WHAT YOU ARE ASKED TO DO: Please output every line of the material as it stands, without the pictures.

PROVIDED MATERIAL:
----------
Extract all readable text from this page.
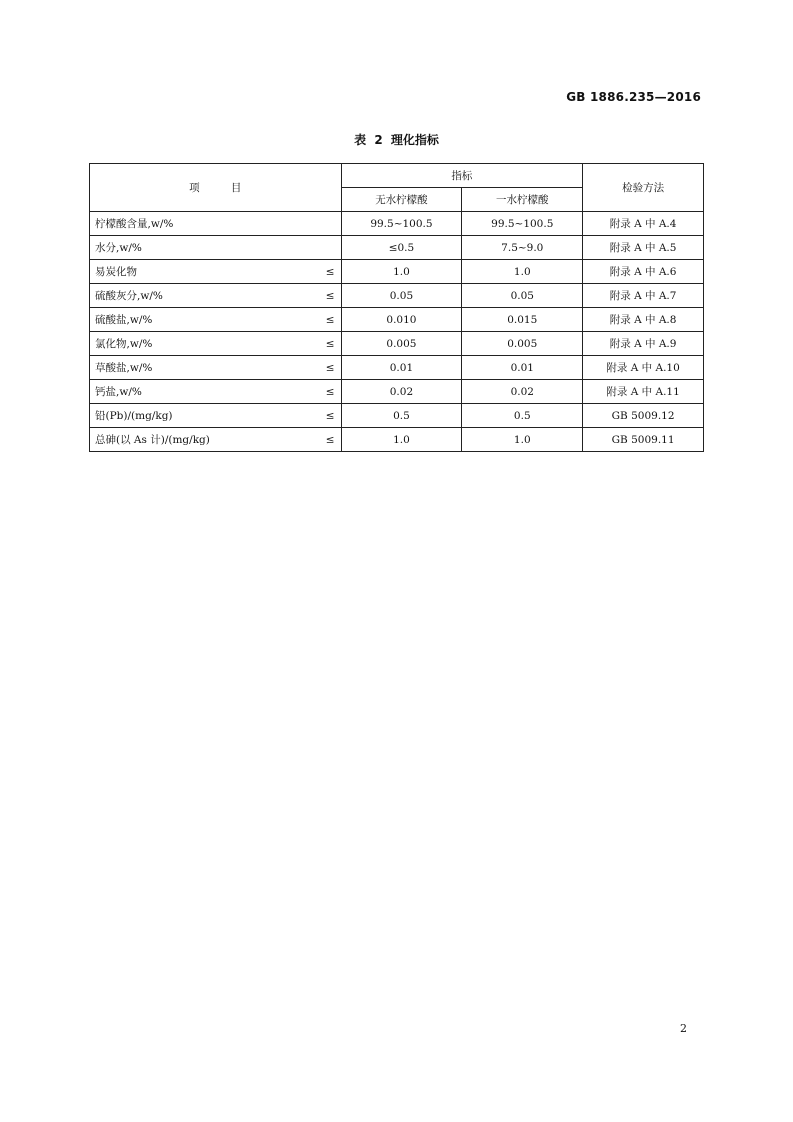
GB 1886.235—2016
表 2 理化指标
项 目	指标		检验方法
	无水柠檬酸	一水柠檬酸	

柠檬酸含量,w/%	99.5~100.5	99.5~100.5	附录 A 中 A.4

水分,w/%	≤0.5	7.5~9.0	附录 A 中 A.5

易炭化物 ≤	1.0	1.0	附录 A 中 A.6

硫酸灰分,w/% ≤	0.05	0.05	附录 A 中 A.7

硫酸盐,w/% ≤	0.010	0.015	附录 A 中 A.8

氯化物,w/% ≤	0.005	0.005	附录 A 中 A.9

草酸盐,w/% ≤	0.01	0.01	附录 A 中 A.10

钙盐,w/% ≤	0.02	0.02	附录 A 中 A.11

铅(Pb)/(mg/kg) ≤	0.5	0.5	GB 5009.12

总砷(以 As 计)/(mg/kg) ≤	1.0	1.0	GB 5009.11
2
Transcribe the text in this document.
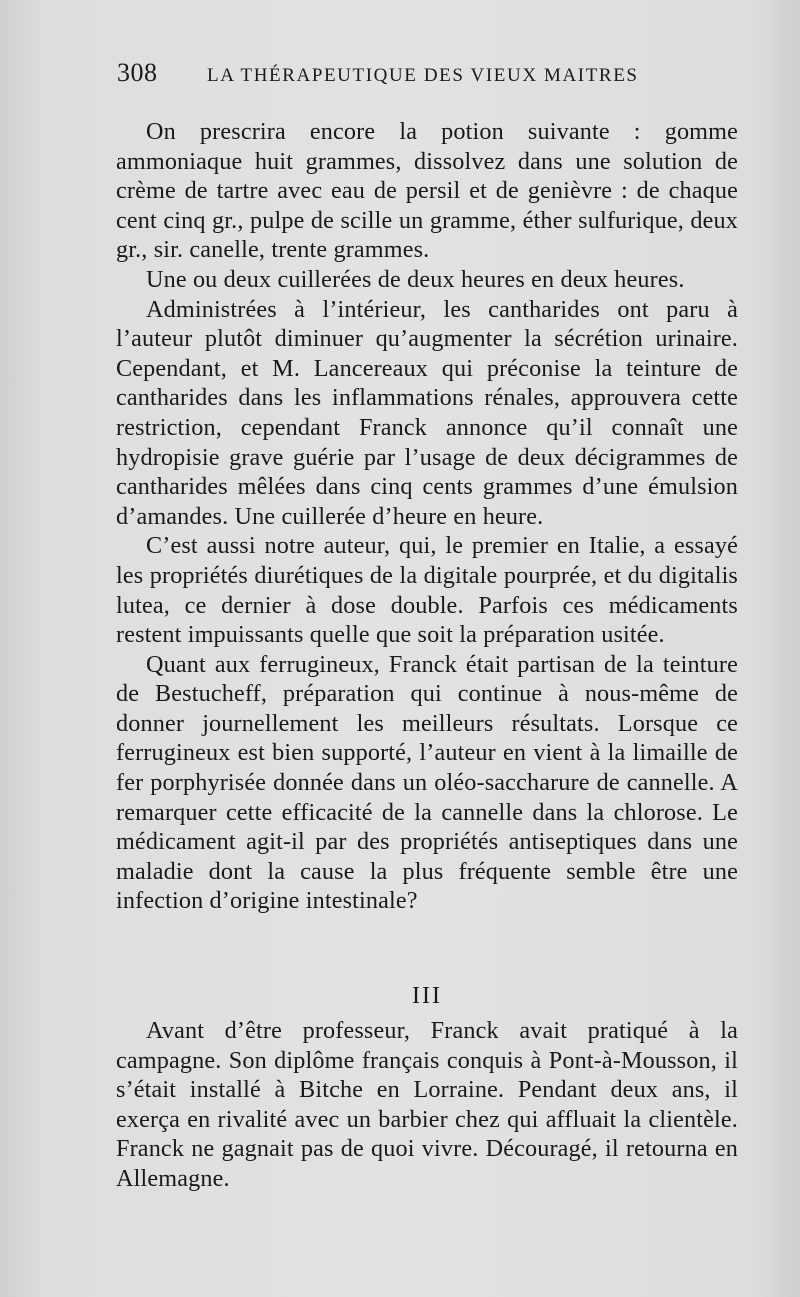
308	LA THÉRAPEUTIQUE DES VIEUX MAITRES

On prescrira encore la potion suivante : gomme ammoniaque huit grammes, dissolvez dans une solution de crème de tartre avec eau de persil et de genièvre : de chaque cent cinq gr., pulpe de scille un gramme, éther sulfurique, deux gr., sir. canelle, trente grammes.

Une ou deux cuillerées de deux heures en deux heures.

Administrées à l’intérieur, les cantharides ont paru à l’auteur plutôt diminuer qu’augmenter la sécrétion urinaire. Cependant, et M. Lancereaux qui préconise la teinture de cantharides dans les inflammations rénales, approuvera cette restriction, cependant Franck annonce qu’il connaît une hydropisie grave guérie par l’usage de deux décigrammes de cantharides mêlées dans cinq cents grammes d’une émulsion d’amandes. Une cuillerée d’heure en heure.

C’est aussi notre auteur, qui, le premier en Italie, a essayé les propriétés diurétiques de la digitale pourprée, et du digitalis lutea, ce dernier à dose double. Parfois ces médicaments restent impuissants quelle que soit la préparation usitée.

Quant aux ferrugineux, Franck était partisan de la teinture de Bestucheff, préparation qui continue à nous-même de donner journellement les meilleurs résultats. Lorsque ce ferrugineux est bien supporté, l’auteur en vient à la limaille de fer porphyrisée donnée dans un oléo-saccharure de cannelle. A remarquer cette efficacité de la cannelle dans la chlorose. Le médicament agit-il par des propriétés antiseptiques dans une maladie dont la cause la plus fréquente semble être une infection d’origine intestinale?

III

Avant d’être professeur, Franck avait pratiqué à la campagne. Son diplôme français conquis à Pont-à-Mousson, il s’était installé à Bitche en Lorraine. Pendant deux ans, il exerça en rivalité avec un barbier chez qui affluait la clientèle. Franck ne gagnait pas de quoi vivre. Découragé, il retourna en Allemagne.
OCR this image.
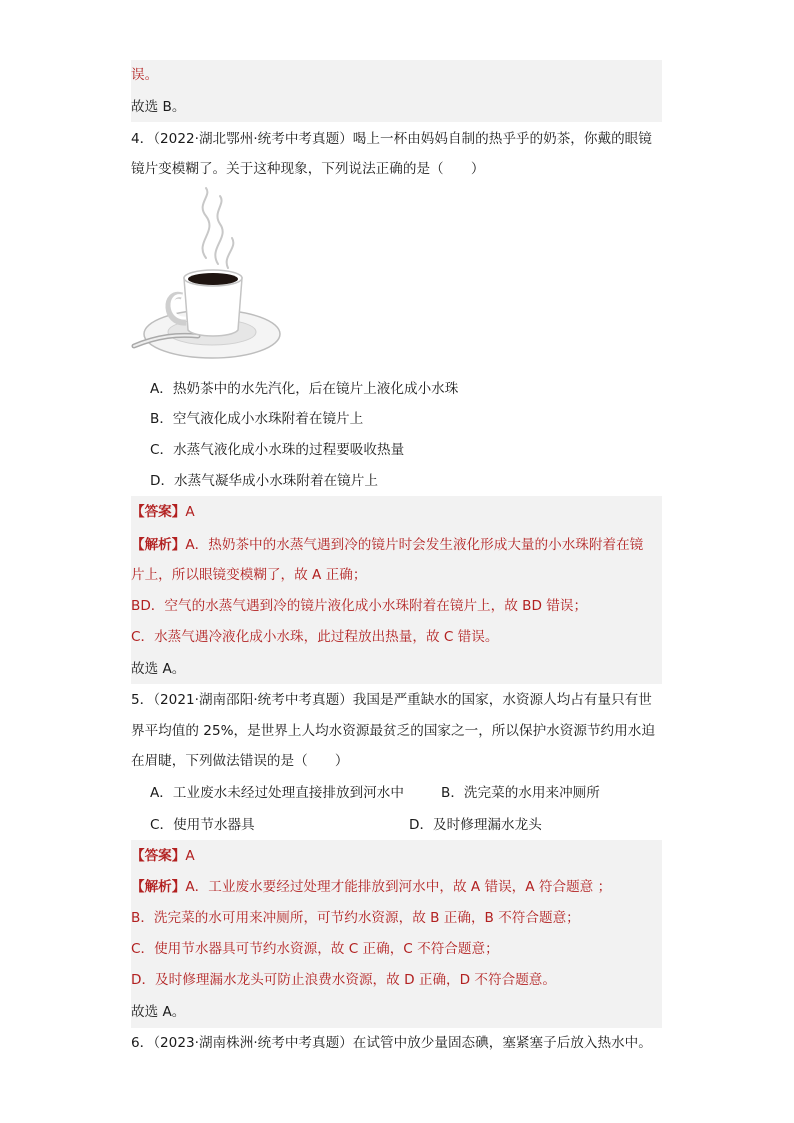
误。
故选 B。
4．（2022·湖北鄂州·统考中考真题）喝上一杯由妈妈自制的热乎乎的奶茶，你戴的眼镜
镜片变模糊了。关于这种现象，下列说法正确的是（　　）
A．热奶茶中的水先汽化，后在镜片上液化成小水珠
B．空气液化成小水珠附着在镜片上
C．水蒸气液化成小水珠的过程要吸收热量
D．水蒸气凝华成小水珠附着在镜片上
【答案】A
【解析】A．热奶茶中的水蒸气遇到冷的镜片时会发生液化形成大量的小水珠附着在镜
片上，所以眼镜变模糊了，故 A 正确；
BD．空气的水蒸气遇到冷的镜片液化成小水珠附着在镜片上，故 BD 错误；
C．水蒸气遇冷液化成小水珠，此过程放出热量，故 C 错误。
故选 A。
5．（2021·湖南邵阳·统考中考真题）我国是严重缺水的国家，水资源人均占有量只有世
界平均值的 25%，是世界上人均水资源最贫乏的国家之一，所以保护水资源节约用水迫
在眉睫，下列做法错误的是（　　）
A．工业废水未经过处理直接排放到河水中	B．洗完菜的水用来冲厕所
C．使用节水器具	D．及时修理漏水龙头
【答案】A
【解析】A．工业废水要经过处理才能排放到河水中，故 A 错误，A 符合题意 ；
B．洗完菜的水可用来冲厕所，可节约水资源，故 B 正确，B 不符合题意；
C．使用节水器具可节约水资源，故 C 正确，C 不符合题意；
D．及时修理漏水龙头可防止浪费水资源，故 D 正确，D 不符合题意。
故选 A。
6．（2023·湖南株洲·统考中考真题）在试管中放少量固态碘，塞紧塞子后放入热水中。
----------
RIGHT ANSWER:
Extract all readable text from this page.
GB 1886.235—2016
表 2 理化指标
项 目	指标		检验方法
	无水柠檬酸	一水柠檬酸	

柠檬酸含量,w/%	99.5~100.5	99.5~100.5	附录 A 中 A.4

水分,w/%	≤0.5	7.5~9.0	附录 A 中 A.5

易炭化物 ≤	1.0	1.0	附录 A 中 A.6

硫酸灰分,w/% ≤	0.05	0.05	附录 A 中 A.7

硫酸盐,w/% ≤	0.010	0.015	附录 A 中 A.8

氯化物,w/% ≤	0.005	0.005	附录 A 中 A.9

草酸盐,w/% ≤	0.01	0.01	附录 A 中 A.10

钙盐,w/% ≤	0.02	0.02	附录 A 中 A.11

铅(Pb)/(mg/kg) ≤	0.5	0.5	GB 5009.12

总砷(以 As 计)/(mg/kg) ≤	1.0	1.0	GB 5009.11
2
Transcribe the text in this document.
308	LA THÉRAPEUTIQUE DES VIEUX MAITRES

On prescrira encore la potion suivante : gomme ammoniaque huit grammes, dissolvez dans une solution de crème de tartre avec eau de persil et de genièvre : de chaque cent cinq gr., pulpe de scille un gramme, éther sulfurique, deux gr., sir. canelle, trente grammes.

Une ou deux cuillerées de deux heures en deux heures.

Administrées à l’intérieur, les cantharides ont paru à l’auteur plutôt diminuer qu’augmenter la sécrétion urinaire. Cependant, et M. Lancereaux qui préconise la teinture de cantharides dans les inflammations rénales, approuvera cette restriction, cependant Franck annonce qu’il connaît une hydropisie grave guérie par l’usage de deux décigrammes de cantharides mêlées dans cinq cents grammes d’une émulsion d’amandes. Une cuillerée d’heure en heure.

C’est aussi notre auteur, qui, le premier en Italie, a essayé les propriétés diurétiques de la digitale pourprée, et du digitalis lutea, ce dernier à dose double. Parfois ces médicaments restent impuissants quelle que soit la préparation usitée.

Quant aux ferrugineux, Franck était partisan de la teinture de Bestucheff, préparation qui continue à nous-même de donner journellement les meilleurs résultats. Lorsque ce ferrugineux est bien supporté, l’auteur en vient à la limaille de fer porphyrisée donnée dans un oléo-saccharure de cannelle. A remarquer cette efficacité de la cannelle dans la chlorose. Le médicament agit-il par des propriétés antiseptiques dans une maladie dont la cause la plus fréquente semble être une infection d’origine intestinale?

III

Avant d’être professeur, Franck avait pratiqué à la campagne. Son diplôme français conquis à Pont-à-Mousson, il s’était installé à Bitche en Lorraine. Pendant deux ans, il exerça en rivalité avec un barbier chez qui affluait la clientèle. Franck ne gagnait pas de quoi vivre. Découragé, il retourna en Allemagne.
OCR this image.
误。
故选 B。
4．（2022·湖北鄂州·统考中考真题）喝上一杯由妈妈自制的热乎乎的奶茶，你戴的眼镜
镜片变模糊了。关于这种现象，下列说法正确的是（　　）
A．热奶茶中的水先汽化，后在镜片上液化成小水珠
B．空气液化成小水珠附着在镜片上
C．水蒸气液化成小水珠的过程要吸收热量
D．水蒸气凝华成小水珠附着在镜片上
【答案】A
【解析】A．热奶茶中的水蒸气遇到冷的镜片时会发生液化形成大量的小水珠附着在镜
片上，所以眼镜变模糊了，故 A 正确；
BD．空气的水蒸气遇到冷的镜片液化成小水珠附着在镜片上，故 BD 错误；
C．水蒸气遇冷液化成小水珠，此过程放出热量，故 C 错误。
故选 A。
5．（2021·湖南邵阳·统考中考真题）我国是严重缺水的国家，水资源人均占有量只有世
界平均值的 25%，是世界上人均水资源最贫乏的国家之一，所以保护水资源节约用水迫
在眉睫，下列做法错误的是（　　）
A．工业废水未经过处理直接排放到河水中	B．洗完菜的水用来冲厕所
C．使用节水器具	D．及时修理漏水龙头
【答案】A
【解析】A．工业废水要经过处理才能排放到河水中，故 A 错误，A 符合题意 ；
B．洗完菜的水可用来冲厕所，可节约水资源，故 B 正确，B 不符合题意；
C．使用节水器具可节约水资源，故 C 正确，C 不符合题意；
D．及时修理漏水龙头可防止浪费水资源，故 D 正确，D 不符合题意。
故选 A。
6．（2023·湖南株洲·统考中考真题）在试管中放少量固态碘，塞紧塞子后放入热水中。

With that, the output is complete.